• _CHALLENGE_:
Gather each line containing the string "tank" from these entries.

########

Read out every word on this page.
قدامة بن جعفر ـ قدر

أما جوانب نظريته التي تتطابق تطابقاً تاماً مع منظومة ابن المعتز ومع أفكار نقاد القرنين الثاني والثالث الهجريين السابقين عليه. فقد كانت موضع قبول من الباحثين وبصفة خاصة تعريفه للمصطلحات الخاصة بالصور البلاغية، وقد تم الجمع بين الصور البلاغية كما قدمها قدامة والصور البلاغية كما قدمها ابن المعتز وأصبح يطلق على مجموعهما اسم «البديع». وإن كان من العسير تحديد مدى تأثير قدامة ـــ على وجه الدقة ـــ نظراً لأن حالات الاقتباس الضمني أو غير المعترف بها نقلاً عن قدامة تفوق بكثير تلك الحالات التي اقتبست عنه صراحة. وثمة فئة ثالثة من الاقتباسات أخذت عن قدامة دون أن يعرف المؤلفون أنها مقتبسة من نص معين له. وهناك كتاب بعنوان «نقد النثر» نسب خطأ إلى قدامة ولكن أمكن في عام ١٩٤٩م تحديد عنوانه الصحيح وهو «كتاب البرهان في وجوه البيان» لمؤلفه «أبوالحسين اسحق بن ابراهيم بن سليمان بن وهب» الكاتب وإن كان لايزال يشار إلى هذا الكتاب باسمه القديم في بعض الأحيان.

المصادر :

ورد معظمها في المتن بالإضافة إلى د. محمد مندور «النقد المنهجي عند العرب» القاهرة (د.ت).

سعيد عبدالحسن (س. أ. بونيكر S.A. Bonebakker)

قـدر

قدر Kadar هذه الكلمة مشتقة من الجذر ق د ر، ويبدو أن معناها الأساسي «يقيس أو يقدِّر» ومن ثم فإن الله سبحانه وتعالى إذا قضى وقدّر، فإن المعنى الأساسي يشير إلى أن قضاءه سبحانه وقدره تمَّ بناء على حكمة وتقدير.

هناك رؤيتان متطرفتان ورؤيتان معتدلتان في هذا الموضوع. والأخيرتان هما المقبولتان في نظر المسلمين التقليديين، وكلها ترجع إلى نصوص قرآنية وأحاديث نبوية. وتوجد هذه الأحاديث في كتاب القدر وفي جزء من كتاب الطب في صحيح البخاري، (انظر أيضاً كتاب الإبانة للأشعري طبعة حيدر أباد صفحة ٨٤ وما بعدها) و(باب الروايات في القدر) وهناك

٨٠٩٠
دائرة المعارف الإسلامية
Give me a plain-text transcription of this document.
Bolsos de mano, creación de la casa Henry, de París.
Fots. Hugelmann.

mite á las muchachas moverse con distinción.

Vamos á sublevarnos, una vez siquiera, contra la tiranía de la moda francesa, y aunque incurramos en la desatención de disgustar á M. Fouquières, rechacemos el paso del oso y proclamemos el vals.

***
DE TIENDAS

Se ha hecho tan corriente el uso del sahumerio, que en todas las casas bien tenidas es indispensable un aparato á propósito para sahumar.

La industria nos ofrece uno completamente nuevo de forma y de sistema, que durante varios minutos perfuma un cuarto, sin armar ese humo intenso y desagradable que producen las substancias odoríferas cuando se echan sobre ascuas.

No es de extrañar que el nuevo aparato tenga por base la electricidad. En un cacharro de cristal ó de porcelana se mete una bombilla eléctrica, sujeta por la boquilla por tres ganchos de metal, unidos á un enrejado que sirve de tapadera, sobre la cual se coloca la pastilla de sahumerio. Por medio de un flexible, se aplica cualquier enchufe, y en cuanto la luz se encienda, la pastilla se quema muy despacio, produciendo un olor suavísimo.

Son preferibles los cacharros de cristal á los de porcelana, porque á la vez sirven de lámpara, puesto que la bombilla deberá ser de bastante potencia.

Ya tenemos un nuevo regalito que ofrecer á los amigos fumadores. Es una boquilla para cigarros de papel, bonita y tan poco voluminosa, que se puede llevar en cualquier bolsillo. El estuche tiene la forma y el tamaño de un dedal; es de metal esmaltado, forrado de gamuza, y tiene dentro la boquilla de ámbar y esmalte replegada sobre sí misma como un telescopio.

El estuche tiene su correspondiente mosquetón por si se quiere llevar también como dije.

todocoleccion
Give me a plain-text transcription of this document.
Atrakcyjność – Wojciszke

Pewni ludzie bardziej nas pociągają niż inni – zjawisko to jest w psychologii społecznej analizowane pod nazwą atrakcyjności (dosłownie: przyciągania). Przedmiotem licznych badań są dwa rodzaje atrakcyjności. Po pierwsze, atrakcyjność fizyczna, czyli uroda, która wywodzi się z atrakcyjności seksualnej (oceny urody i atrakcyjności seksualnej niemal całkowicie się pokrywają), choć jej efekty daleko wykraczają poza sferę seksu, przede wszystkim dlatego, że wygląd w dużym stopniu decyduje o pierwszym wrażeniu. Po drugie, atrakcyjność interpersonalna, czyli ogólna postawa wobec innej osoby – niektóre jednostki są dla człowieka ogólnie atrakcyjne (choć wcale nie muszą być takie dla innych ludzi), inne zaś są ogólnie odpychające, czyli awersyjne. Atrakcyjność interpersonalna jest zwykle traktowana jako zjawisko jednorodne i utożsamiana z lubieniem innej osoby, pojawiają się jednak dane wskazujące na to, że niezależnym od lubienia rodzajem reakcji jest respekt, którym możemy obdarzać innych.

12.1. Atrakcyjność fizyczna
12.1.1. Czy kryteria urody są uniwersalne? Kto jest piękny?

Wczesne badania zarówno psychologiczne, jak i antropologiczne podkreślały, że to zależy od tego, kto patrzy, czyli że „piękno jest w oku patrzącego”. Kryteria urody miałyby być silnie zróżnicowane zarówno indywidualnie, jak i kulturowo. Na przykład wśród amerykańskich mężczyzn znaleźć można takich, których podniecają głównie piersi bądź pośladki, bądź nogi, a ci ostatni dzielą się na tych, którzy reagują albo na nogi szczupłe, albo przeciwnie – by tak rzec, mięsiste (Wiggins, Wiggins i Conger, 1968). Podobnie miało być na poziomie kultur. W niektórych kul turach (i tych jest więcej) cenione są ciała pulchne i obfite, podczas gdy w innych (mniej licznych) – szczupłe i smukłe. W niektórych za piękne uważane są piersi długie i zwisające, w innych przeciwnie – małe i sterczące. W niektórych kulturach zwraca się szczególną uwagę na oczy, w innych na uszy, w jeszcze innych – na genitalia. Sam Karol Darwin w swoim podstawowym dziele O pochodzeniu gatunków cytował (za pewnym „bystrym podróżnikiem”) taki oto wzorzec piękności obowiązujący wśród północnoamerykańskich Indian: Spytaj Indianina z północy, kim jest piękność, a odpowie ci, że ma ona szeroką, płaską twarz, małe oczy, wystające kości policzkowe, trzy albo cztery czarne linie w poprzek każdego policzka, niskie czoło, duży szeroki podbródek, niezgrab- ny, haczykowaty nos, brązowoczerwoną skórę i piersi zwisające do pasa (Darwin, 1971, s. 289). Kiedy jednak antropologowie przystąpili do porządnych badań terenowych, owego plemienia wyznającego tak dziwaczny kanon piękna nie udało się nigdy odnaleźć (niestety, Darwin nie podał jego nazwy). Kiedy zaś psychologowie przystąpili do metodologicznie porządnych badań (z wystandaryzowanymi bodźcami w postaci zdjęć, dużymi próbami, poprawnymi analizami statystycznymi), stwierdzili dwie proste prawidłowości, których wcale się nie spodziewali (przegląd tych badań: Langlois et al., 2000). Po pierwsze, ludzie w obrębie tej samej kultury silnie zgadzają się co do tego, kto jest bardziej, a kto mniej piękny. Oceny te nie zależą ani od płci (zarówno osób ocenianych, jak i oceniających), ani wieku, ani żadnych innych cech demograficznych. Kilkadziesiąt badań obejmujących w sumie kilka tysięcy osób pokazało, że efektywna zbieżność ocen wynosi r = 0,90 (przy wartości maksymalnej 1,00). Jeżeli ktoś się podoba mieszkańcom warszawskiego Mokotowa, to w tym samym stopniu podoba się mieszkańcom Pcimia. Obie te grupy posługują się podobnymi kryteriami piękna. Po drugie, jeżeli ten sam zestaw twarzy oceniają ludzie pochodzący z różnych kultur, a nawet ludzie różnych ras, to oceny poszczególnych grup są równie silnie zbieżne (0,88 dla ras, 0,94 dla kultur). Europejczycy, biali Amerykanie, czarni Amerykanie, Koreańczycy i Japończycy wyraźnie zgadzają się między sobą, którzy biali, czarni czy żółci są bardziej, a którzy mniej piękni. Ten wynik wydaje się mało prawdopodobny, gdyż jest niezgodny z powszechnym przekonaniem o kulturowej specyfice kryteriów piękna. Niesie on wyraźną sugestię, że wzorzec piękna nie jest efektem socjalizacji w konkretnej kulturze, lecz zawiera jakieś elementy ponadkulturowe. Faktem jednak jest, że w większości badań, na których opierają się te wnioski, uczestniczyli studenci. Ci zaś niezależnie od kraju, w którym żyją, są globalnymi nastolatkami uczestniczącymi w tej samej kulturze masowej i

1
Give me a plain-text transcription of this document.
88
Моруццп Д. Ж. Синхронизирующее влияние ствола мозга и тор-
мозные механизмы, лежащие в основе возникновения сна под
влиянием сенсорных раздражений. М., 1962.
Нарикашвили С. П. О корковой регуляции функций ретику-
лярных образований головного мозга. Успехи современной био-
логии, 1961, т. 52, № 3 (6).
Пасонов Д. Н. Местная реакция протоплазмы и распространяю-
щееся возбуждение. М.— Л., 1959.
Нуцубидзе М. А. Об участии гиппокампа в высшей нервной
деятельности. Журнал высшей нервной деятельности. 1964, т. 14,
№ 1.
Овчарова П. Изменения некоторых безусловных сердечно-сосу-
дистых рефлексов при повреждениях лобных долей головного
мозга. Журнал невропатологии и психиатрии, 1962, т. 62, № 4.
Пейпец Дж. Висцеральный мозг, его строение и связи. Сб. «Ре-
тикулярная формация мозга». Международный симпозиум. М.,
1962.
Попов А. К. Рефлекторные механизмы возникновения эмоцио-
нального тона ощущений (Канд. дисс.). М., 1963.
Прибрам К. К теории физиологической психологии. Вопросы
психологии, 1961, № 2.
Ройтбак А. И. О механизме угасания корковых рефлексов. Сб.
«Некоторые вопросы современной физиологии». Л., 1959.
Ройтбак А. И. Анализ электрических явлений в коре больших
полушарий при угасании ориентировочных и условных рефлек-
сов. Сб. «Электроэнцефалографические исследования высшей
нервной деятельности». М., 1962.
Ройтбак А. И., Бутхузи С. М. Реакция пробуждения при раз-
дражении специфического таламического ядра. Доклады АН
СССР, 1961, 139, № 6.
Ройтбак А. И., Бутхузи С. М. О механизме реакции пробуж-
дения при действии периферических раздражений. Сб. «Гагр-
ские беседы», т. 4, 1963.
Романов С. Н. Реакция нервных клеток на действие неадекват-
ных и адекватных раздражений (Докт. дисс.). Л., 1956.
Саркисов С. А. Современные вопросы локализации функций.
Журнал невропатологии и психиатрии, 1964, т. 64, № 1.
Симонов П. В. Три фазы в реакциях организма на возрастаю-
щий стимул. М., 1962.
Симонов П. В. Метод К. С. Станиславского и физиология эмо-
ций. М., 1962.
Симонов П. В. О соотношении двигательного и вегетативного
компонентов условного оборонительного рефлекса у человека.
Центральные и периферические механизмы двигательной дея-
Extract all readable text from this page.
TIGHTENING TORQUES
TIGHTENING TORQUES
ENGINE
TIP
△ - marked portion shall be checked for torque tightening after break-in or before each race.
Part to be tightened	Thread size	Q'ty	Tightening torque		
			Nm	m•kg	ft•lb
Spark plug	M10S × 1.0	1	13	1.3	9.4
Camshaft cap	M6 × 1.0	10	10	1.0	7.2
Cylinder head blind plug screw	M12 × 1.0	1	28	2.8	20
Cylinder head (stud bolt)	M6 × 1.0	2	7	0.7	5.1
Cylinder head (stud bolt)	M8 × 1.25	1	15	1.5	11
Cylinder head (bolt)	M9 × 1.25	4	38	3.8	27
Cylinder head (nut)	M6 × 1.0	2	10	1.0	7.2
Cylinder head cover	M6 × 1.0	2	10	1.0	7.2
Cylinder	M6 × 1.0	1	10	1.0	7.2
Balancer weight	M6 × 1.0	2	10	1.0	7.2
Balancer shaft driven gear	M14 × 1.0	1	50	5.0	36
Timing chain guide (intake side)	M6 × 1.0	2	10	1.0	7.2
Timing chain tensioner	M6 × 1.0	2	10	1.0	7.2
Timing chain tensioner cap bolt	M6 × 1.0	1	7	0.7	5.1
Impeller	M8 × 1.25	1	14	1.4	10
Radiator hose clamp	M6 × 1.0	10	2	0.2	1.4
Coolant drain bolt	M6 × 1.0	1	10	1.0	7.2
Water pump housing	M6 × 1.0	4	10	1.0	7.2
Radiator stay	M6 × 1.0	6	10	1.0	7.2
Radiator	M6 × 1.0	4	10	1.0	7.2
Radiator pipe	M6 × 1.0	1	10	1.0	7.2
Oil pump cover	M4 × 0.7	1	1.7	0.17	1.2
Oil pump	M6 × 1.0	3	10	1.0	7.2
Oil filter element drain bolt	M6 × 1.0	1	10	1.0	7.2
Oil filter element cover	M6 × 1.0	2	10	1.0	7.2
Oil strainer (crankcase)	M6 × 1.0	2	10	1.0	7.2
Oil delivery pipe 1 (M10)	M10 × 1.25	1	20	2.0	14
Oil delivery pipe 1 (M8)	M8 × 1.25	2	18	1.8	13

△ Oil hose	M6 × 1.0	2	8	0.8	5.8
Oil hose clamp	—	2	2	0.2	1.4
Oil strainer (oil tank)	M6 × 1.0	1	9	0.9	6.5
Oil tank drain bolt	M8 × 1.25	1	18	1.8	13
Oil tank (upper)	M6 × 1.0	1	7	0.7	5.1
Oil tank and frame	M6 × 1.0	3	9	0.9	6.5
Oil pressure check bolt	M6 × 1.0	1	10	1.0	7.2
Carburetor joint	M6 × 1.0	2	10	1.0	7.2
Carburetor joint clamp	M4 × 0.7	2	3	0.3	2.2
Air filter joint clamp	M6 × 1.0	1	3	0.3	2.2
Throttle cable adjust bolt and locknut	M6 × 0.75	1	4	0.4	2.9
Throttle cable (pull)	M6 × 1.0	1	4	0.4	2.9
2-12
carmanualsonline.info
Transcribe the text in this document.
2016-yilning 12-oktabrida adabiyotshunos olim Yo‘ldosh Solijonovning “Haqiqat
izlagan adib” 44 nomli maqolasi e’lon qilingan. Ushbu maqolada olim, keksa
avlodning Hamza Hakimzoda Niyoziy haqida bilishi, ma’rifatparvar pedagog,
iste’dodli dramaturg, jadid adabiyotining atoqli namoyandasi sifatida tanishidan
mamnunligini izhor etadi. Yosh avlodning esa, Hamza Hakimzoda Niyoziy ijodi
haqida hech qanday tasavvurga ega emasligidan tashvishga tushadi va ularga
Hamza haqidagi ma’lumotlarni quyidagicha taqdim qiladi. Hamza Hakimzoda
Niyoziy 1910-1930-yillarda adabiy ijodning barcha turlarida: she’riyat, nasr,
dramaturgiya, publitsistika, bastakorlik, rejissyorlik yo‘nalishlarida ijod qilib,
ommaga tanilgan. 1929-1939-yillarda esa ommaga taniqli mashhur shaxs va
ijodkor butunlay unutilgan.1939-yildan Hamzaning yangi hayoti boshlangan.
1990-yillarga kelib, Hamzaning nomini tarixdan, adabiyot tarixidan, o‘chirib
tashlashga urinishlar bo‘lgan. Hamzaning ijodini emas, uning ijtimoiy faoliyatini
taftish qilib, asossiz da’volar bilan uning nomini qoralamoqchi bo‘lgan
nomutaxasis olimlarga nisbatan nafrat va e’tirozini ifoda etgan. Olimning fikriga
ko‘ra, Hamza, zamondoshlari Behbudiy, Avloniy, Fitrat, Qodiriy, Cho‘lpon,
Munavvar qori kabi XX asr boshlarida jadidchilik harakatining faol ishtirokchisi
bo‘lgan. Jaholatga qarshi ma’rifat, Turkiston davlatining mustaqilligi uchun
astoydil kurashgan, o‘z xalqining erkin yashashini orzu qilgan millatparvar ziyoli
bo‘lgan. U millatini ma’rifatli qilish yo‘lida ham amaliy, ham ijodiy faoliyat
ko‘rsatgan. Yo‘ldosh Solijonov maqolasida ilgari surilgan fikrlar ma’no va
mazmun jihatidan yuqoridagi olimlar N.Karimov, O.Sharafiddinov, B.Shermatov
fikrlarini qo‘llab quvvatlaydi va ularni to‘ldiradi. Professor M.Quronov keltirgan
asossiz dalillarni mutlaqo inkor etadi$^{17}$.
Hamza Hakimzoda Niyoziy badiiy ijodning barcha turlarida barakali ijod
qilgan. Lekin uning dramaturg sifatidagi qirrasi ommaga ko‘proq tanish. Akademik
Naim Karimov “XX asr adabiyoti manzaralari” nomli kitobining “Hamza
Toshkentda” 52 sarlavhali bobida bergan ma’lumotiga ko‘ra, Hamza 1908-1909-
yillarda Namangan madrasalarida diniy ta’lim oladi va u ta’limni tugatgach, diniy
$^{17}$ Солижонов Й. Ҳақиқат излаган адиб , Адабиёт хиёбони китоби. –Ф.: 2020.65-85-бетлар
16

########

• _FINAL ANSWER_:
Oil strainer (oil tank)	M6 × 1.0	1	9	0.9	6.5
Oil tank drain bolt	M8 × 1.25	1	18	1.8	13
Oil tank (upper)	M6 × 1.0	1	7	0.7	5.1
Oil tank and frame	M6 × 1.0	3	9	0.9	6.5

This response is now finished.